[Figure collection entries]
>> START

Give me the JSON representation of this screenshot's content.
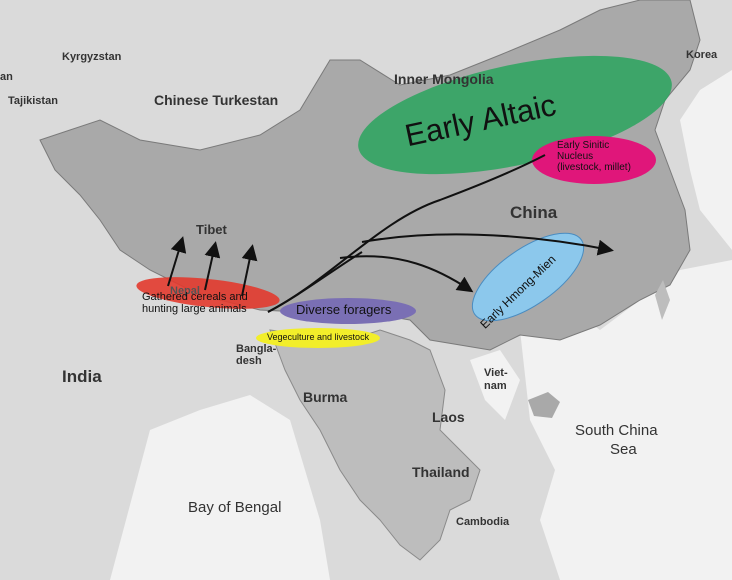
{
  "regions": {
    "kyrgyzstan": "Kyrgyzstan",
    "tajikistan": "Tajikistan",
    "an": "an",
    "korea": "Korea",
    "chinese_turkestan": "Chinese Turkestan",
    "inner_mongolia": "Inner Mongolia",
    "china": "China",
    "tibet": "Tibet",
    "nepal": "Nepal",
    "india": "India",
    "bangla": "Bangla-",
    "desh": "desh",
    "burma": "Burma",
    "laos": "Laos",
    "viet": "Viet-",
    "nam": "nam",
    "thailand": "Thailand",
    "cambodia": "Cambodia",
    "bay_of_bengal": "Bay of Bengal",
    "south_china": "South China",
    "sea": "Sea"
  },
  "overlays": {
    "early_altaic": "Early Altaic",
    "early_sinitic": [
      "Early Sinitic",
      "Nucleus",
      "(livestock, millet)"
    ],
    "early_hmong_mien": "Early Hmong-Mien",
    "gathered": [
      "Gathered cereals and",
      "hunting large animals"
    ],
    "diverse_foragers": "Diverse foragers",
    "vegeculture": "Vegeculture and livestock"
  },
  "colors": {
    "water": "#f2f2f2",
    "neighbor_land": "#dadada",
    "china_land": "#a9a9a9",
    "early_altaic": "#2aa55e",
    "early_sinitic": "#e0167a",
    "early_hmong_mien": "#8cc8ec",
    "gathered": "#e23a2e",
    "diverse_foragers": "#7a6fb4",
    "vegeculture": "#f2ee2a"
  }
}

>> END

- Exercise details
Pull out and copy each line containing the string "vegeculture".

- Output of the exercise
    "vegeculture": "Vegeculture and livestock"
    "vegeculture": "#f2ee2a"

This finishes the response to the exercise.